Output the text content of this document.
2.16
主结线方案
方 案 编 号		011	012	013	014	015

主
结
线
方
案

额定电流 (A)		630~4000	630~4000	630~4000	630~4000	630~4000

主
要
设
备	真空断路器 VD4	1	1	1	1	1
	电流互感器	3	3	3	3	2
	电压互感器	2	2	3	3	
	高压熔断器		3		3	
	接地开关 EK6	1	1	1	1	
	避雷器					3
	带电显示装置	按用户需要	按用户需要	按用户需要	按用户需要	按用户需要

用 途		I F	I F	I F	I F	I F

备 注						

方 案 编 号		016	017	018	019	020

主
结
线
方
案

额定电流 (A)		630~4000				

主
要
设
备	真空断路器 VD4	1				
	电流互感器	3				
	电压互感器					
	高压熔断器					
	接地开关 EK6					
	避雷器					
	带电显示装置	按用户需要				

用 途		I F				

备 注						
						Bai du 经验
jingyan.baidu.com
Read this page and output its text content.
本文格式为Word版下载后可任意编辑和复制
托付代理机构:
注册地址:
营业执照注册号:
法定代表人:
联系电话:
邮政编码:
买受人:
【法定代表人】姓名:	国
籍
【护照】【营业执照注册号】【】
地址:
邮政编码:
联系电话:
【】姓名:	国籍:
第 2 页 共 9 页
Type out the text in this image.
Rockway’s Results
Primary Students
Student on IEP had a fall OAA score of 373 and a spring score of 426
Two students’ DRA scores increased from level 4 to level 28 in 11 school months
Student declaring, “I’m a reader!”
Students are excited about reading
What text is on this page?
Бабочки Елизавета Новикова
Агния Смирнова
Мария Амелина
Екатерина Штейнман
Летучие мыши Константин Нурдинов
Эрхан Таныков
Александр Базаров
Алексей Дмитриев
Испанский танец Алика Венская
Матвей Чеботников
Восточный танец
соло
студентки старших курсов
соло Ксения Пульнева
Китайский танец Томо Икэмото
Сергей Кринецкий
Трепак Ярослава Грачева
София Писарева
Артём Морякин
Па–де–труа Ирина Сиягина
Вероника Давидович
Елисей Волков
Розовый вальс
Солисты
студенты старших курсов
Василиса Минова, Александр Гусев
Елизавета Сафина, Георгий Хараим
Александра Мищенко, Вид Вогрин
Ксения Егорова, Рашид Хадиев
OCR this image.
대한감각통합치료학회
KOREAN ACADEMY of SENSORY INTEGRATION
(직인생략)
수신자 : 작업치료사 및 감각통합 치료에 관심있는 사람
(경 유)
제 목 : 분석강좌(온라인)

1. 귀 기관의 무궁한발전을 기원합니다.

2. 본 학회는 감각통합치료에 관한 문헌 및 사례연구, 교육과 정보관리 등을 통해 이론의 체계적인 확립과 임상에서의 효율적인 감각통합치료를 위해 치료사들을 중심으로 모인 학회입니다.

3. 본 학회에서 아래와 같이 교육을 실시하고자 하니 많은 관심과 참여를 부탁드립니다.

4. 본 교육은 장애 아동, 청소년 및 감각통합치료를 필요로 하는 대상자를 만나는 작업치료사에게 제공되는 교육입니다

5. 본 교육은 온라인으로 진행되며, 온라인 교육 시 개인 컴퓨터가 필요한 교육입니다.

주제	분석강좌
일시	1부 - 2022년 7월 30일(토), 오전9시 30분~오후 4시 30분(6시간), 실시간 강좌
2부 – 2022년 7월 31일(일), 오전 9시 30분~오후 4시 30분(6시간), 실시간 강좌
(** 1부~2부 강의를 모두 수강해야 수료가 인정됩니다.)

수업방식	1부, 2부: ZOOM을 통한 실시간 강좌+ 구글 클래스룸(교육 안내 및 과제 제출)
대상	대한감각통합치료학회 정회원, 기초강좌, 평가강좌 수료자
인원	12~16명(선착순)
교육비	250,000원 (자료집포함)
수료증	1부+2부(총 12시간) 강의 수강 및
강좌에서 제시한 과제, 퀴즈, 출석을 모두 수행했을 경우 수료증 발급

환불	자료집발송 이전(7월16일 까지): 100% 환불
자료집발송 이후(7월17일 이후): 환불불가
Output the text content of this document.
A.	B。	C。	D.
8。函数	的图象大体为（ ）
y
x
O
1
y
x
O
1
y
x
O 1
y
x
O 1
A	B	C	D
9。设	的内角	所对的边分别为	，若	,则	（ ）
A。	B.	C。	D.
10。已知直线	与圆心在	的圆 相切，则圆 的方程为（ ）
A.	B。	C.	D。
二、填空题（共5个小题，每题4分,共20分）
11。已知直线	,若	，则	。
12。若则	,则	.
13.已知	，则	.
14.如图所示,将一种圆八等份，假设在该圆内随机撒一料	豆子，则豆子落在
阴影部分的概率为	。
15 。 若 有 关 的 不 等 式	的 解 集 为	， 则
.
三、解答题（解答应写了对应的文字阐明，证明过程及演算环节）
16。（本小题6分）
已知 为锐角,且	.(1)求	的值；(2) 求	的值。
··········
■ GIVEN PROBLEM ■
Return the entries above exactly, each one complete.

■ RESPONSE TO THIS TASK ■
Output the text content of this document.
2.16
主结线方案
方 案 编 号		011	012	013	014	015

主
结
线
方
案

额定电流 (A)		630~4000	630~4000	630~4000	630~4000	630~4000

主
要
设
备	真空断路器 VD4	1	1	1	1	1
	电流互感器	3	3	3	3	2
	电压互感器	2	2	3	3	
	高压熔断器		3		3	
	接地开关 EK6	1	1	1	1	
	避雷器					3
	带电显示装置	按用户需要	按用户需要	按用户需要	按用户需要	按用户需要

用 途		I F	I F	I F	I F	I F

备 注						

方 案 编 号		016	017	018	019	020

主
结
线
方
案

额定电流 (A)		630~4000				

主
要
设
备	真空断路器 VD4	1				
	电流互感器	3				
	电压互感器					
	高压熔断器					
	接地开关 EK6					
	避雷器					
	带电显示装置	按用户需要				

用 途		I F				

备 注						
						Bai du 经验
jingyan.baidu.com
Read this page and output its text content.
本文格式为Word版下载后可任意编辑和复制
托付代理机构:
注册地址:
营业执照注册号:
法定代表人:
联系电话:
邮政编码:
买受人:
【法定代表人】姓名:	国
籍
【护照】【营业执照注册号】【】
地址:
邮政编码:
联系电话:
【】姓名:	国籍:
第 2 页 共 9 页
Type out the text in this image.
Rockway’s Results
Primary Students
Student on IEP had a fall OAA score of 373 and a spring score of 426
Two students’ DRA scores increased from level 4 to level 28 in 11 school months
Student declaring, “I’m a reader!”
Students are excited about reading
What text is on this page?
Бабочки Елизавета Новикова
Агния Смирнова
Мария Амелина
Екатерина Штейнман
Летучие мыши Константин Нурдинов
Эрхан Таныков
Александр Базаров
Алексей Дмитриев
Испанский танец Алика Венская
Матвей Чеботников
Восточный танец
соло
студентки старших курсов
соло Ксения Пульнева
Китайский танец Томо Икэмото
Сергей Кринецкий
Трепак Ярослава Грачева
София Писарева
Артём Морякин
Па–де–труа Ирина Сиягина
Вероника Давидович
Елисей Волков
Розовый вальс
Солисты
студенты старших курсов
Василиса Минова, Александр Гусев
Елизавета Сафина, Георгий Хараим
Александра Мищенко, Вид Вогрин
Ксения Егорова, Рашид Хадиев
OCR this image.
대한감각통합치료학회
KOREAN ACADEMY of SENSORY INTEGRATION
(직인생략)
수신자 : 작업치료사 및 감각통합 치료에 관심있는 사람
(경 유)
제 목 : 분석강좌(온라인)

1. 귀 기관의 무궁한발전을 기원합니다.

2. 본 학회는 감각통합치료에 관한 문헌 및 사례연구, 교육과 정보관리 등을 통해 이론의 체계적인 확립과 임상에서의 효율적인 감각통합치료를 위해 치료사들을 중심으로 모인 학회입니다.

3. 본 학회에서 아래와 같이 교육을 실시하고자 하니 많은 관심과 참여를 부탁드립니다.

4. 본 교육은 장애 아동, 청소년 및 감각통합치료를 필요로 하는 대상자를 만나는 작업치료사에게 제공되는 교육입니다

5. 본 교육은 온라인으로 진행되며, 온라인 교육 시 개인 컴퓨터가 필요한 교육입니다.

주제	분석강좌
일시	1부 - 2022년 7월 30일(토), 오전9시 30분~오후 4시 30분(6시간), 실시간 강좌
2부 – 2022년 7월 31일(일), 오전 9시 30분~오후 4시 30분(6시간), 실시간 강좌
(** 1부~2부 강의를 모두 수강해야 수료가 인정됩니다.)

수업방식	1부, 2부: ZOOM을 통한 실시간 강좌+ 구글 클래스룸(교육 안내 및 과제 제출)
대상	대한감각통합치료학회 정회원, 기초강좌, 평가강좌 수료자
인원	12~16명(선착순)
교육비	250,000원 (자료집포함)
수료증	1부+2부(총 12시간) 강의 수강 및
강좌에서 제시한 과제, 퀴즈, 출석을 모두 수행했을 경우 수료증 발급

환불	자료집발송 이전(7월16일 까지): 100% 환불
자료집발송 이후(7월17일 이후): 환불불가
Output the text content of this document.
A.	B。	C。	D.
8。函数	的图象大体为（ ）
y
x
O
1
y
x
O
1
y
x
O 1
y
x
O 1
A	B	C	D
9。设	的内角	所对的边分别为	，若	,则	（ ）
A。	B.	C。	D.
10。已知直线	与圆心在	的圆 相切，则圆 的方程为（ ）
A.	B。	C.	D。
二、填空题（共5个小题，每题4分,共20分）
11。已知直线	,若	，则	。
12。若则	,则	.
13.已知	，则	.
14.如图所示,将一种圆八等份，假设在该圆内随机撒一料	豆子，则豆子落在
阴影部分的概率为	。
15 。 若 有 关 的 不 等 式	的 解 集 为	， 则
.
三、解答题（解答应写了对应的文字阐明，证明过程及演算环节）
16。（本小题6分）
已知 为锐角,且	.(1)求	的值；(2) 求	的值。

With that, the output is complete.